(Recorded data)
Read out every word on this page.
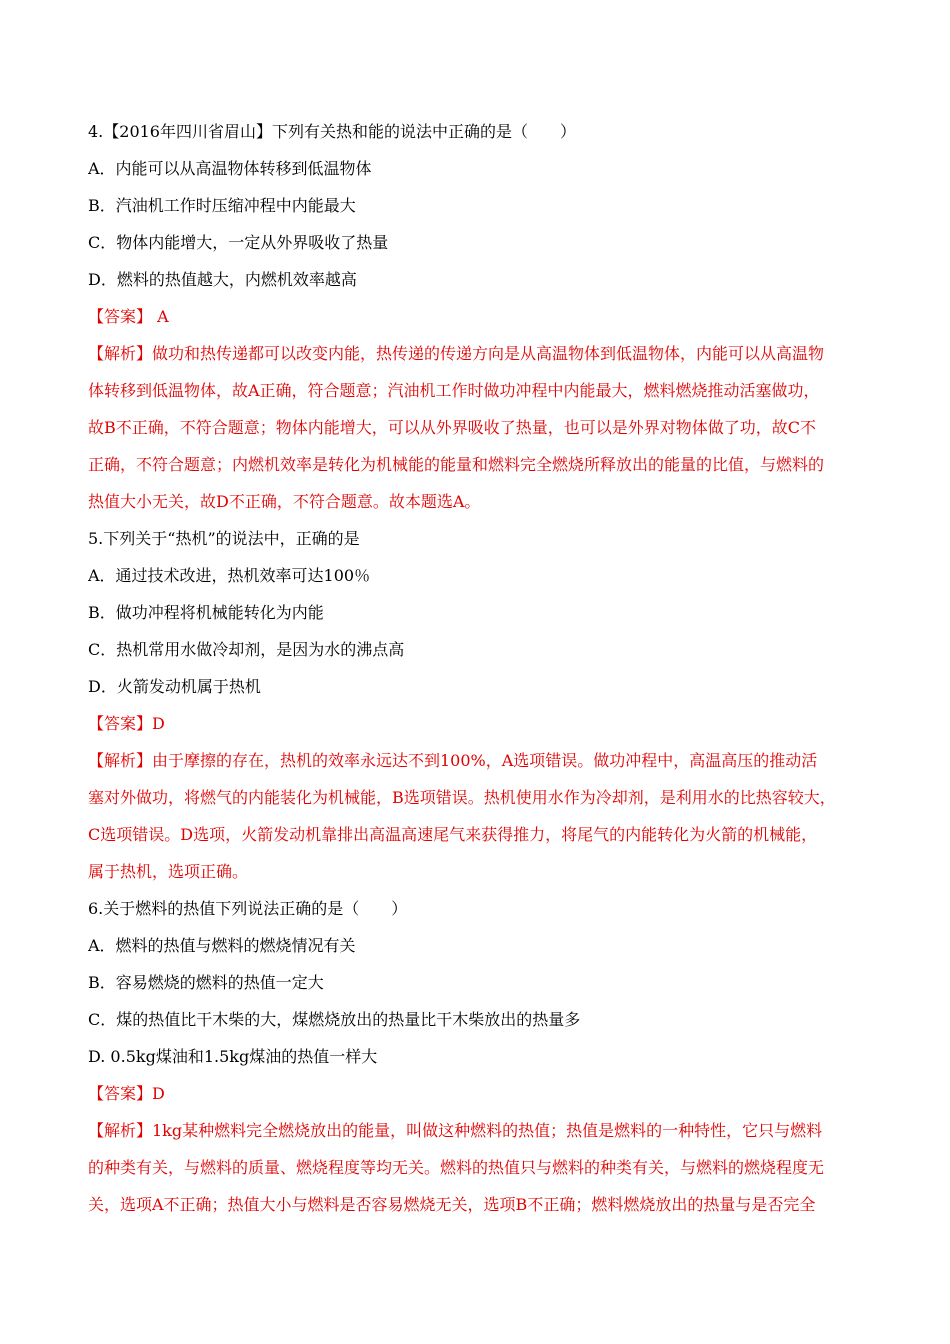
4.【2016年四川省眉山】下列有关热和能的说法中正确的是（　　）
A．内能可以从高温物体转移到低温物体
B．汽油机工作时压缩冲程中内能最大
C．物体内能增大，一定从外界吸收了热量
D．燃料的热值越大，内燃机效率越高
【答案】 A
【解析】做功和热传递都可以改变内能，热传递的传递方向是从高温物体到低温物体，内能可以从高温物
体转移到低温物体，故A正确，符合题意；汽油机工作时做功冲程中内能最大，燃料燃烧推动活塞做功，
故B不正确，不符合题意；物体内能增大，可以从外界吸收了热量，也可以是外界对物体做了功，故C不
正确，不符合题意；内燃机效率是转化为机械能的能量和燃料完全燃烧所释放出的能量的比值，与燃料的
热值大小无关，故D不正确，不符合题意。故本题选A。
5.下列关于“热机”的说法中，正确的是
A．通过技术改进，热机效率可达100％
B．做功冲程将机械能转化为内能
C．热机常用水做冷却剂，是因为水的沸点高
D．火箭发动机属于热机
【答案】D
【解析】由于摩擦的存在，热机的效率永远达不到100%，A选项错误。做功冲程中，高温高压的推动活
塞对外做功，将燃气的内能装化为机械能，B选项错误。热机使用水作为冷却剂，是利用水的比热容较大，
C选项错误。D选项，火箭发动机靠排出高温高速尾气来获得推力，将尾气的内能转化为火箭的机械能，
属于热机，选项正确。
6.关于燃料的热值下列说法正确的是（　　）
A．燃料的热值与燃料的燃烧情况有关
B．容易燃烧的燃料的热值一定大
C．煤的热值比干木柴的大，煤燃烧放出的热量比干木柴放出的热量多
D. 0.5kg煤油和1.5kg煤油的热值一样大
【答案】D
【解析】1kg某种燃料完全燃烧放出的能量，叫做这种燃料的热值；热值是燃料的一种特性，它只与燃料
的种类有关，与燃料的质量、燃烧程度等均无关。燃料的热值只与燃料的种类有关，与燃料的燃烧程度无
关，选项A不正确；热值大小与燃料是否容易燃烧无关，选项B不正确；燃料燃烧放出的热量与是否完全
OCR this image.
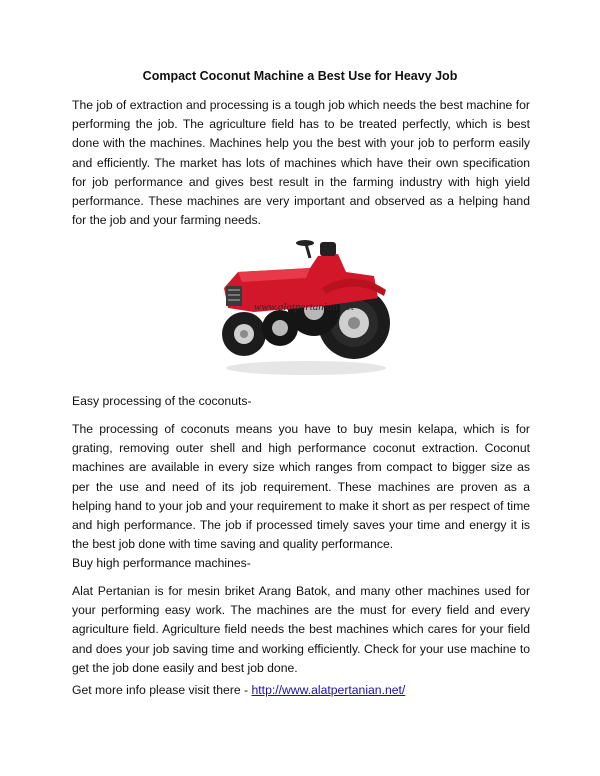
Compact Coconut Machine a Best Use for Heavy Job

The job of extraction and processing is a tough job which needs the best machine for performing the job. The agriculture field has to be treated perfectly, which is best done with the machines. Machines help you the best with your job to perform easily and efficiently. The market has lots of machines which have their own specification for job performance and gives best result in the farming industry with high yield performance. These machines are very important and observed as a helping hand for the job and your farming needs.

www.alatpertanian.net

Easy processing of the coconuts-

The processing of coconuts means you have to buy mesin kelapa, which is for grating, removing outer shell and high performance coconut extraction. Coconut machines are available in every size which ranges from compact to bigger size as per the use and need of its job requirement. These machines are proven as a helping hand to your job and your requirement to make it short as per respect of time and high performance. The job if processed timely saves your time and energy it is the best job done with time saving and quality performance.

Buy high performance machines-

Alat Pertanian is for mesin briket Arang Batok, and many other machines used for your performing easy work. The machines are the must for every field and every agriculture field. Agriculture field needs the best machines which cares for your field and does your job saving time and working efficiently. Check for your use machine to get the job done easily and best job done.

Get more info please visit there - http://www.alatpertanian.net/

• CHALLENGE
From the entries above, return each line with the word "easily" in it.

• ANSWER FOR THE TASK
The job of extraction and processing is a tough job which needs the best machine for performing the job. The agriculture field has to be treated perfectly, which is best done with the machines. Machines help you the best with your job to perform easily and efficiently. The market has lots of machines which have their own specification for job performance and gives best result in the farming industry with high yield performance. These machines are very important and observed as a helping hand for the job and your farming needs.
Alat Pertanian is for mesin briket Arang Batok, and many other machines used for your performing easy work. The machines are the must for every field and every agriculture field. Agriculture field needs the best machines which cares for your field and does your job saving time and working efficiently. Check for your use machine to get the job done easily and best job done.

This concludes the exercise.